*PROMPT:* How many lines hold the string "https"? Reply with the number alone.
┌─ RECORD EXCERPTS
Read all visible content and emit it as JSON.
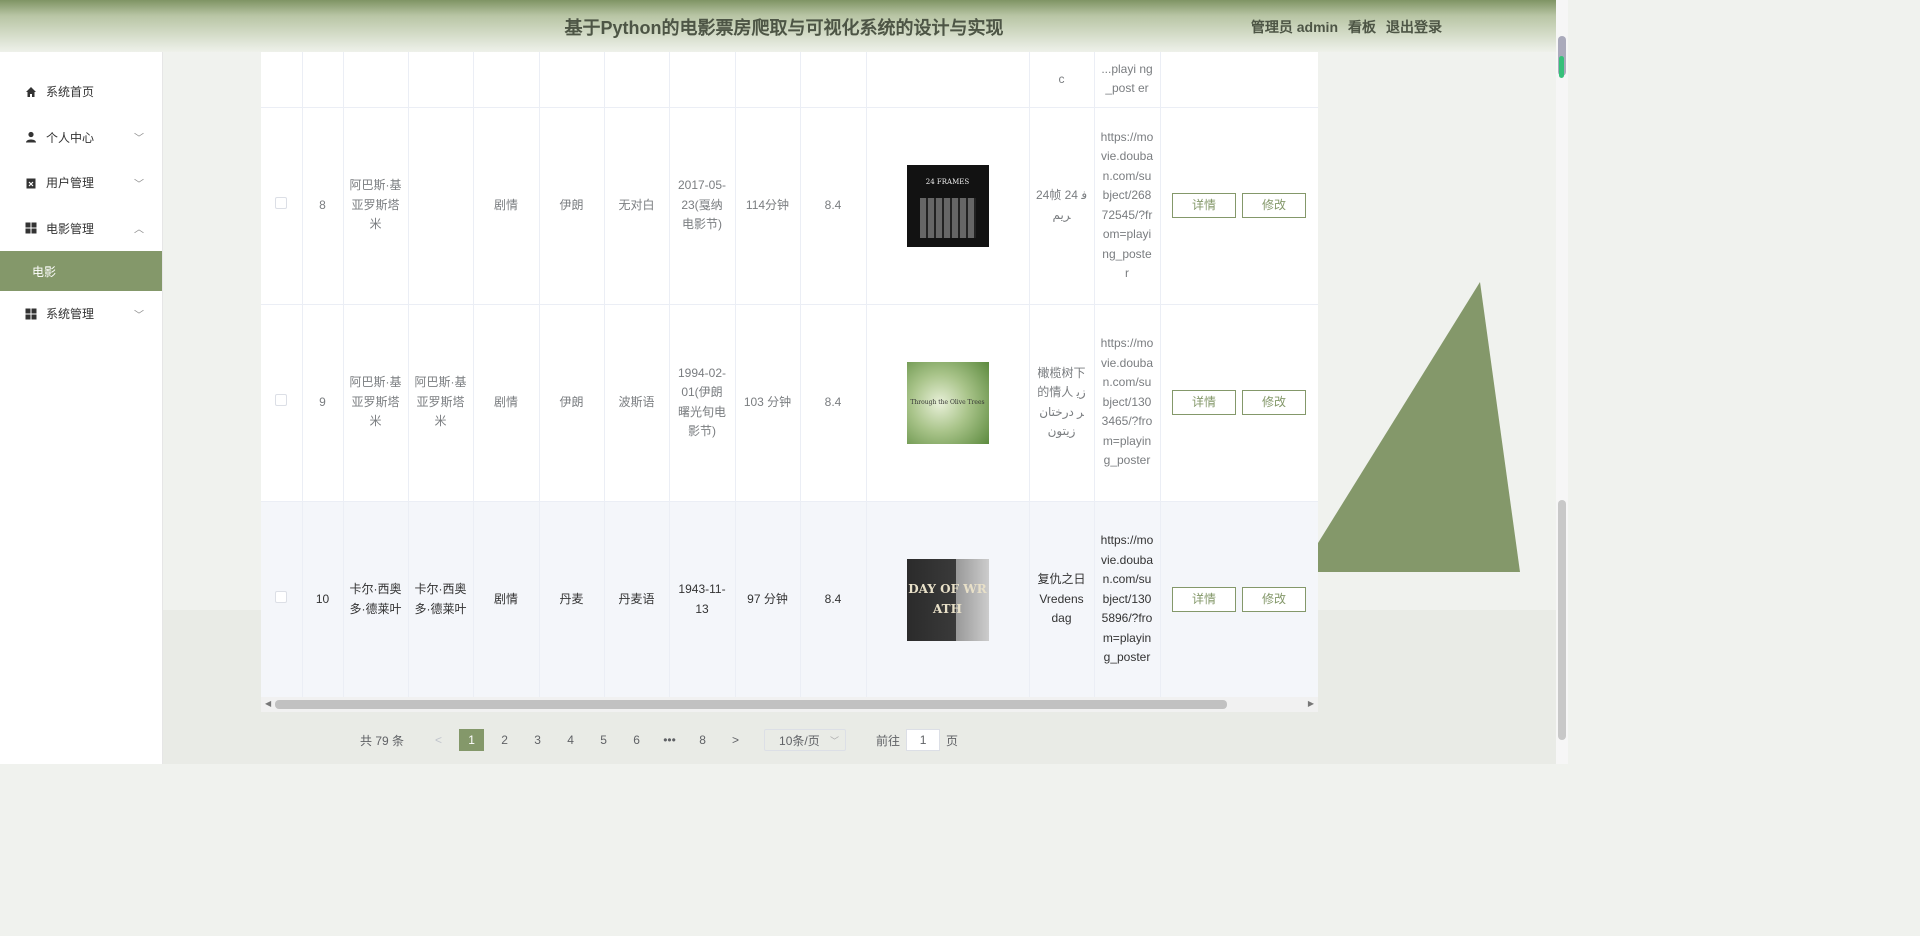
{
  "header": {
    "title": "基于Python的电影票房爬取与可视化系统的设计与实现",
    "admin": "管理员 admin",
    "board": "看板",
    "logout": "退出登录"
  },
  "sidebar": {
    "items": [
      {
        "label": "系统首页"
      },
      {
        "label": "个人中心"
      },
      {
        "label": "用户管理"
      },
      {
        "label": "电影管理"
      },
      {
        "label": "电影"
      },
      {
        "label": "系统管理"
      }
    ]
  },
  "table": {
    "partial_row": {
      "c11": "c",
      "c12": "...playi ng_post er"
    },
    "rows": [
      {
        "id": "8",
        "director": "阿巴斯·基亚罗斯塔米",
        "writer": "",
        "genre": "剧情",
        "country": "伊朗",
        "language": "无对白",
        "date": "2017-05-23(戛纳电影节)",
        "duration": "114分钟",
        "score": "8.4",
        "poster_title": "24 FRAMES",
        "alt_title": "24帧 24 فریم",
        "url": "https://movie.douban.com/subject/26872545/?from=playing_poster",
        "detail": "详情",
        "edit": "修改"
      },
      {
        "id": "9",
        "director": "阿巴斯·基亚罗斯塔米",
        "writer": "阿巴斯·基亚罗斯塔米",
        "genre": "剧情",
        "country": "伊朗",
        "language": "波斯语",
        "date": "1994-02-01(伊朗曙光旬电影节)",
        "duration": "103 分钟",
        "score": "8.4",
        "poster_title": "Through the Olive Trees",
        "alt_title": "橄榄树下的情人 زیر درختان زیتون",
        "url": "https://movie.douban.com/subject/1303465/?from=playing_poster",
        "detail": "详情",
        "edit": "修改"
      },
      {
        "id": "10",
        "director": "卡尔·西奥多·德莱叶",
        "writer": "卡尔·西奥多·德莱叶",
        "genre": "剧情",
        "country": "丹麦",
        "language": "丹麦语",
        "date": "1943-11-13",
        "duration": "97 分钟",
        "score": "8.4",
        "poster_title": "DAY OF WRATH",
        "alt_title": "复仇之日 Vredens dag",
        "url": "https://movie.douban.com/subject/1305896/?from=playing_poster",
        "detail": "详情",
        "edit": "修改"
      }
    ]
  },
  "pagination": {
    "total": "共 79 条",
    "prev": "<",
    "pages": [
      "1",
      "2",
      "3",
      "4",
      "5",
      "6",
      "•••",
      "8"
    ],
    "next": ">",
    "page_size": "10条/页",
    "goto_label": "前往",
    "goto_value": "1",
    "page_unit": "页"
  },
  "colors": {
    "accent": "#84986a"
  }
}
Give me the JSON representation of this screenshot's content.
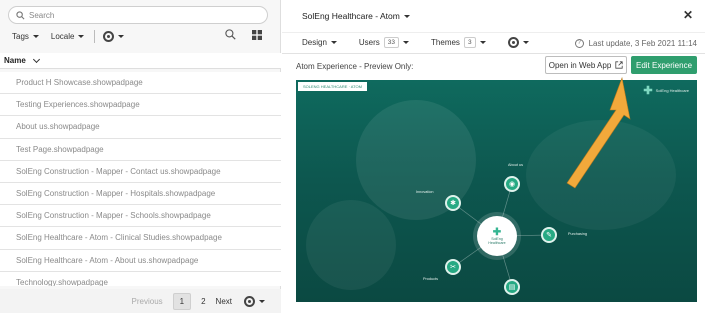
{
  "left_panel": {
    "search_placeholder": "Search",
    "filters": {
      "tags_label": "Tags",
      "locale_label": "Locale"
    },
    "column_header": "Name",
    "rows": [
      "Product H Showcase.showpadpage",
      "Testing Experiences.showpadpage",
      "About us.showpadpage",
      "Test Page.showpadpage",
      "SolEng Construction - Mapper - Contact us.showpadpage",
      "SolEng Construction - Mapper - Hospitals.showpadpage",
      "SolEng Construction - Mapper - Schools.showpadpage",
      "SolEng Healthcare - Atom - Clinical Studies.showpadpage",
      "SolEng Healthcare - Atom - About us.showpadpage",
      "Technology.showpadpage"
    ],
    "pagination": {
      "previous": "Previous",
      "pages": [
        "1",
        "2"
      ],
      "current": "1",
      "next": "Next"
    }
  },
  "right_panel": {
    "title": "SolEng Healthcare - Atom",
    "tabs": {
      "design": "Design",
      "users": "Users",
      "users_count": "33",
      "themes": "Themes",
      "themes_count": "3"
    },
    "last_update": "Last update, 3 Feb 2021 11:14",
    "preview_label": "Atom Experience - Preview Only:",
    "open_web_app": "Open in Web App",
    "edit_experience": "Edit Experience",
    "preview": {
      "tag": "SOLENG HEALTHCARE · ATOM",
      "logo_text": "SolEng Healthcare",
      "hub_line1": "SolEng",
      "hub_line2": "Healthcare",
      "nodes": {
        "about": "About us",
        "innovation": "Innovation",
        "purchasing": "Purchasing",
        "products": "Products"
      }
    }
  },
  "colors": {
    "accent_green": "#2f9e6e",
    "arrow_orange": "#f2a93b",
    "preview_teal": "#0f6a5e"
  }
}
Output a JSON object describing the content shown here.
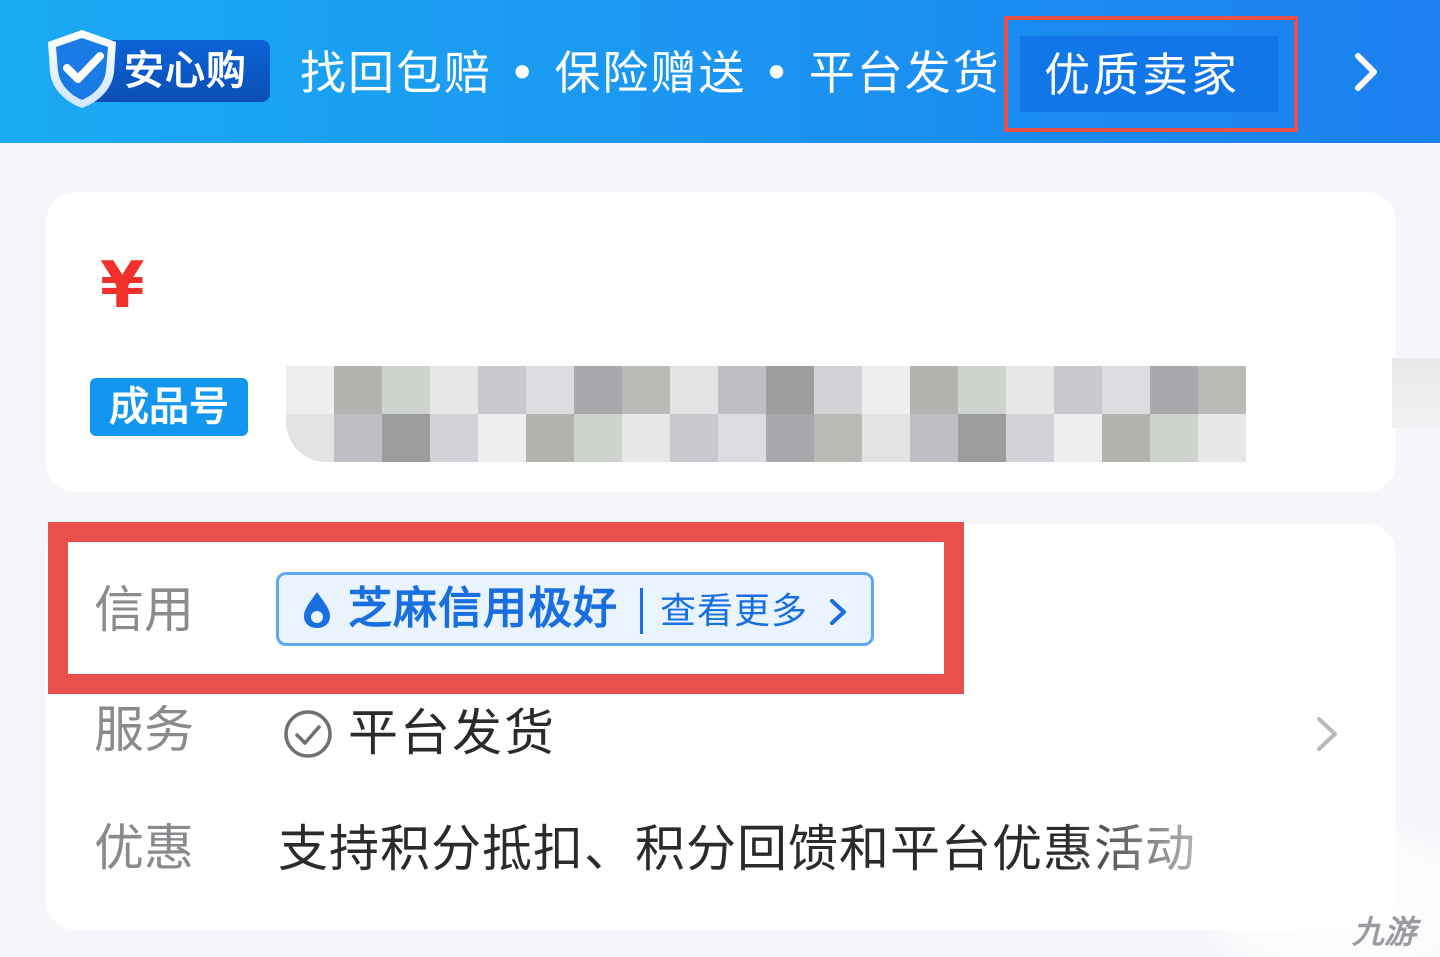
{
  "banner": {
    "badge_label": "安心购",
    "slogan": "找回包赔 • 保险赠送 • 平台发货",
    "highlight_label": "优质卖家",
    "colors": {
      "banner": "#1b93f2",
      "highlight_box": "#e7514a"
    }
  },
  "price_card": {
    "currency": "¥",
    "tag": "成品号"
  },
  "info": {
    "credit": {
      "label": "信用",
      "main": "芝麻信用极好",
      "more": "查看更多",
      "icon": "sesame-drop-icon"
    },
    "service": {
      "label": "服务",
      "value": "平台发货",
      "icon": "check-circle-icon"
    },
    "promo": {
      "label": "优惠",
      "value": "支持积分抵扣、积分回馈和平台优惠活动"
    }
  },
  "watermark": {
    "text": "九游"
  }
}
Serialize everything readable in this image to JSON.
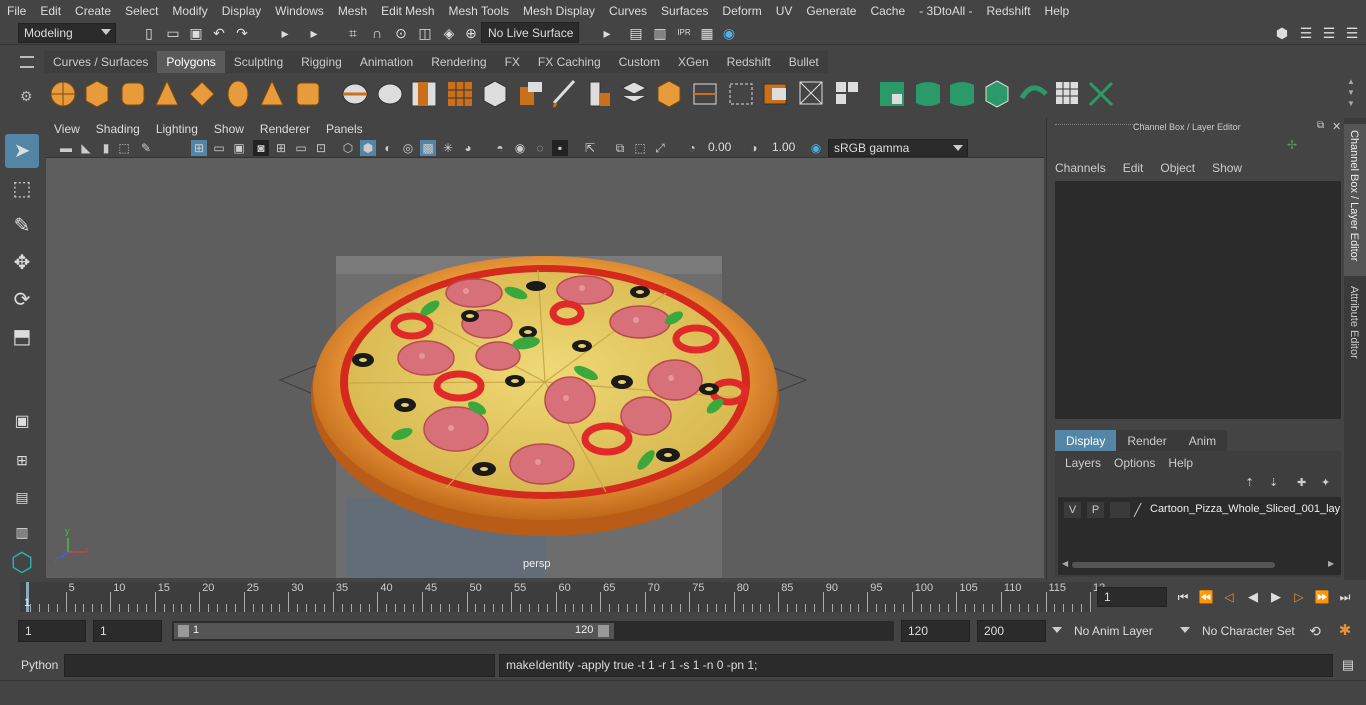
{
  "menubar": {
    "items": [
      "File",
      "Edit",
      "Create",
      "Select",
      "Modify",
      "Display",
      "Windows",
      "Mesh",
      "Edit Mesh",
      "Mesh Tools",
      "Mesh Display",
      "Curves",
      "Surfaces",
      "Deform",
      "UV",
      "Generate",
      "Cache",
      "- 3DtoAll -",
      "Redshift",
      "Help"
    ]
  },
  "statusline": {
    "mode": "Modeling",
    "live_surface": "No Live Surface"
  },
  "shelf": {
    "tabs": [
      "Curves / Surfaces",
      "Polygons",
      "Sculpting",
      "Rigging",
      "Animation",
      "Rendering",
      "FX",
      "FX Caching",
      "Custom",
      "XGen",
      "Redshift",
      "Bullet"
    ],
    "active_tab": "Polygons"
  },
  "viewport": {
    "menu": [
      "View",
      "Shading",
      "Lighting",
      "Show",
      "Renderer",
      "Panels"
    ],
    "exposure": "0.00",
    "gamma": "1.00",
    "color_space": "sRGB gamma",
    "camera_label": "persp",
    "axis_x": "x",
    "axis_y": "y",
    "axis_z": "z"
  },
  "channel_box": {
    "title": "Channel Box / Layer Editor",
    "menu": [
      "Channels",
      "Edit",
      "Object",
      "Show"
    ]
  },
  "layer_editor": {
    "tabs": [
      "Display",
      "Render",
      "Anim"
    ],
    "active_tab": "Display",
    "menu": [
      "Layers",
      "Options",
      "Help"
    ],
    "layer": {
      "visible": "V",
      "playback": "P",
      "name": "Cartoon_Pizza_Whole_Sliced_001_lay"
    }
  },
  "side_tabs": [
    "Channel Box / Layer Editor",
    "Attribute Editor"
  ],
  "timeline": {
    "ticks": [
      "5",
      "10",
      "15",
      "20",
      "25",
      "30",
      "35",
      "40",
      "45",
      "50",
      "55",
      "60",
      "65",
      "70",
      "75",
      "80",
      "85",
      "90",
      "95",
      "100",
      "105",
      "110",
      "115",
      "12"
    ],
    "start_label": "1",
    "current_frame": "1"
  },
  "range": {
    "start": "1",
    "playback_start": "1",
    "slider_start": "1",
    "slider_end": "120",
    "playback_end": "120",
    "end": "200",
    "anim_layer": "No Anim Layer",
    "character_set": "No Character Set"
  },
  "command": {
    "language": "Python",
    "result": "makeIdentity -apply true -t 1 -r 1 -s 1 -n 0 -pn 1;"
  },
  "colors": {
    "accent": "#5285a6",
    "crust": "#e08a2c",
    "sauce": "#d42a1e",
    "cheese": "#e8d06a",
    "salami": "#d8707a",
    "olive": "#1a1a1a",
    "basil": "#3aa83a"
  }
}
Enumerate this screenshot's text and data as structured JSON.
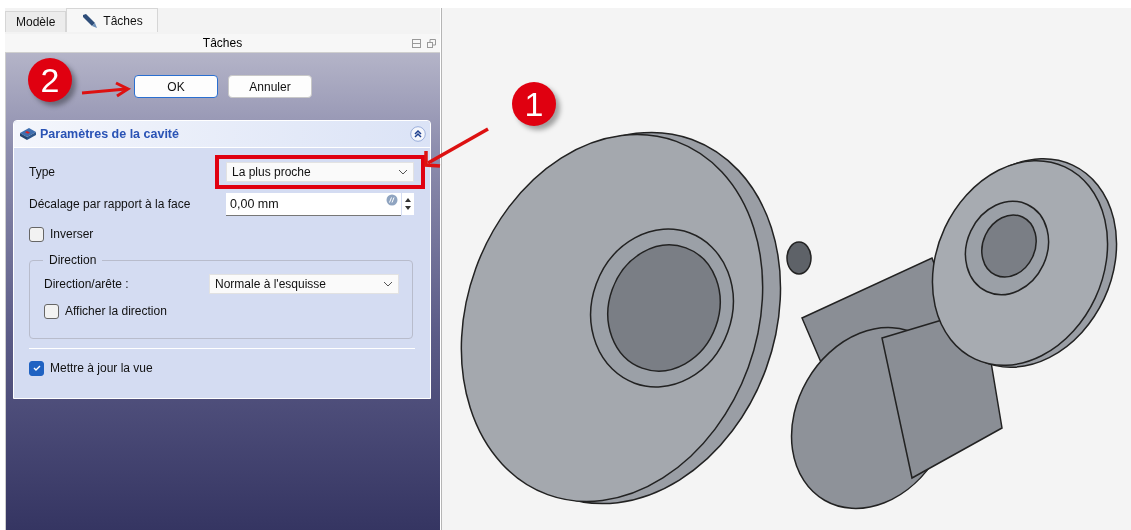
└─
*SOLUTION TO THIS PROBLEM:* 3